§ DATA PROVIDED:
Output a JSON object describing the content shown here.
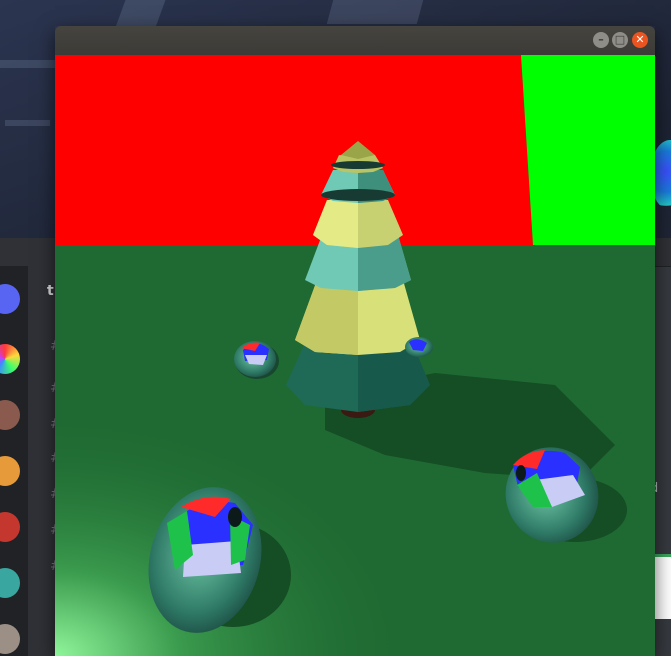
{
  "window": {
    "title": "",
    "buttons": {
      "minimize_glyph": "–",
      "maximize_glyph": "□",
      "close_glyph": "✕"
    }
  },
  "scene": {
    "wall_left_color": "#ff0000",
    "wall_right_color": "#00ff00",
    "floor_color": "#1f6a32",
    "objects": [
      "pine-tree",
      "mirror-sphere",
      "mirror-sphere",
      "mirror-sphere",
      "mirror-sphere"
    ]
  },
  "background_app": {
    "channel_letter": "t",
    "right_edge_letter": "d",
    "rail_icons": [
      "server-icon",
      "server-icon",
      "server-icon",
      "server-icon",
      "server-icon",
      "server-icon",
      "server-icon"
    ]
  }
}
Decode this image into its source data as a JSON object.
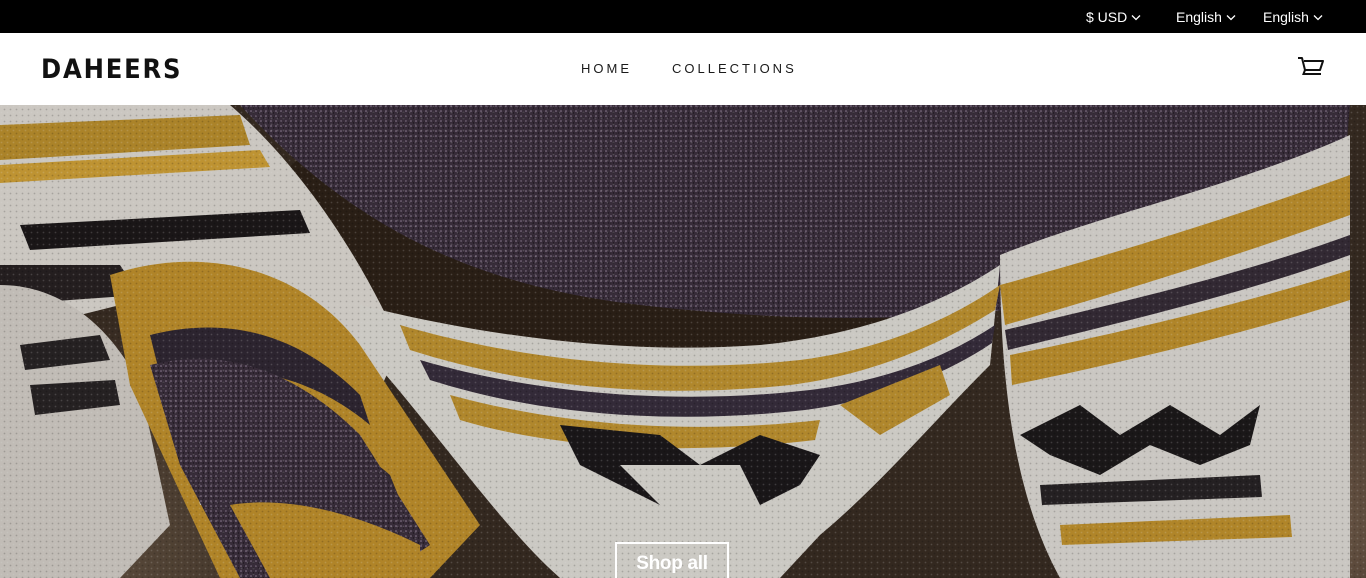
{
  "topbar": {
    "currency": "$ USD",
    "language_primary": "English",
    "language_secondary": "English"
  },
  "header": {
    "logo": "DAHEERS",
    "nav": [
      {
        "label": "HOME"
      },
      {
        "label": "COLLECTIONS"
      }
    ],
    "cart_icon": "cart-icon"
  },
  "hero": {
    "image": "woven-striped-blanket-photo",
    "cta_label": "Shop all"
  },
  "colors": {
    "topbar_bg": "#000000",
    "header_bg": "#ffffff",
    "text_dark": "#111111",
    "cta_border": "#ffffff"
  }
}
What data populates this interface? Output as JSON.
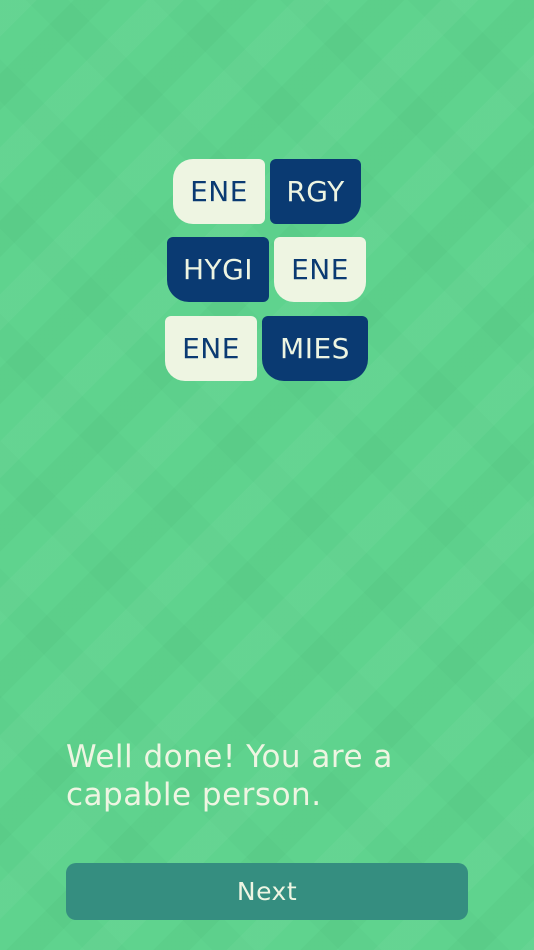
{
  "tiles": {
    "row1": [
      {
        "text": "ENE",
        "style": "light"
      },
      {
        "text": "RGY",
        "style": "dark"
      }
    ],
    "row2": [
      {
        "text": "HYGI",
        "style": "dark"
      },
      {
        "text": "ENE",
        "style": "light"
      }
    ],
    "row3": [
      {
        "text": "ENE",
        "style": "light"
      },
      {
        "text": "MIES",
        "style": "dark"
      }
    ]
  },
  "message": "Well done! You are a capable person.",
  "next_button_label": "Next",
  "colors": {
    "background": "#5fd38e",
    "tile_light": "#eef5e2",
    "tile_dark": "#0a3a72",
    "button": "#358e80",
    "text_light": "#eef5e2"
  }
}
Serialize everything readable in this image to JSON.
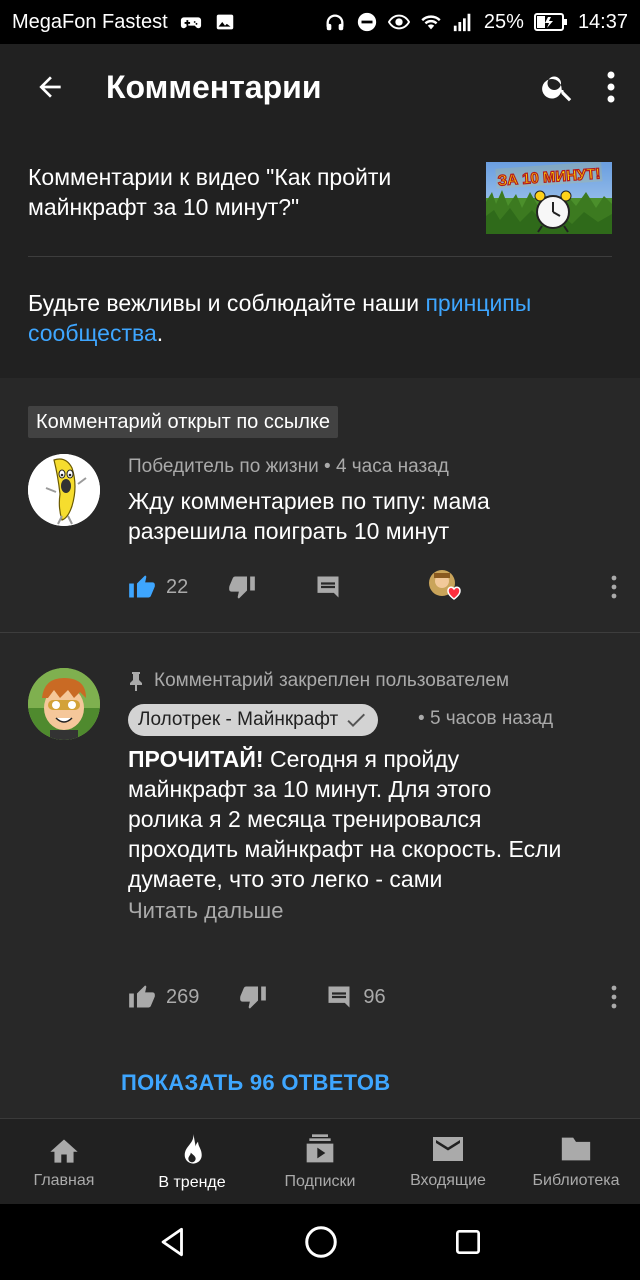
{
  "statusbar": {
    "carrier": "MegaFon Fastest",
    "battery": "25%",
    "time": "14:37"
  },
  "appbar": {
    "title": "Комментарии"
  },
  "video": {
    "title": "Комментарии к видео \"Как пройти майнкрафт за 10 минут?\"",
    "thumbnail_text": "ЗА 10 МИНУТ!"
  },
  "policy": {
    "text": "Будьте вежливы и соблюдайте наши ",
    "link": "принципы сообщества",
    "end": "."
  },
  "linked_chip": "Комментарий открыт по ссылке",
  "comment1": {
    "author": "Победитель по жизни",
    "time": "4 часа назад",
    "text": "Жду комментариев по типу: мама разрешила поиграть 10 минут",
    "likes": "22"
  },
  "comment2": {
    "pinned": "Комментарий закреплен пользователем",
    "author": "Лолотрек - Майнкрафт",
    "time": "5 часов назад",
    "bold": "ПРОЧИТАЙ!",
    "text": " Сегодня я пройду майнкрафт за 10 минут. Для этого ролика я 2 месяца тренировался проходить майнкрафт на скорость. Если думаете, что это легко - сами",
    "read_more": "Читать дальше",
    "likes": "269",
    "replies": "96"
  },
  "show_replies": "ПОКАЗАТЬ 96 ОТВЕТОВ",
  "nav": {
    "home": "Главная",
    "trending": "В тренде",
    "subscriptions": "Подписки",
    "inbox": "Входящие",
    "library": "Библиотека"
  },
  "colors": {
    "accent": "#3ea6ff",
    "background": "#282828",
    "header": "#212121",
    "muted_text": "#aaaaaa"
  }
}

§ INSTRUCTIONS FOR THE TASK: Search the listing for the string "JSON". Copy each line where it turns up.

§ ANSWER TO THE PROBLEM:
Output a JSON object describing the content shown here.
Decode this image into its source data as a JSON object.
What data populates this interface? Output as JSON.
Serialize everything readable in this image to JSON.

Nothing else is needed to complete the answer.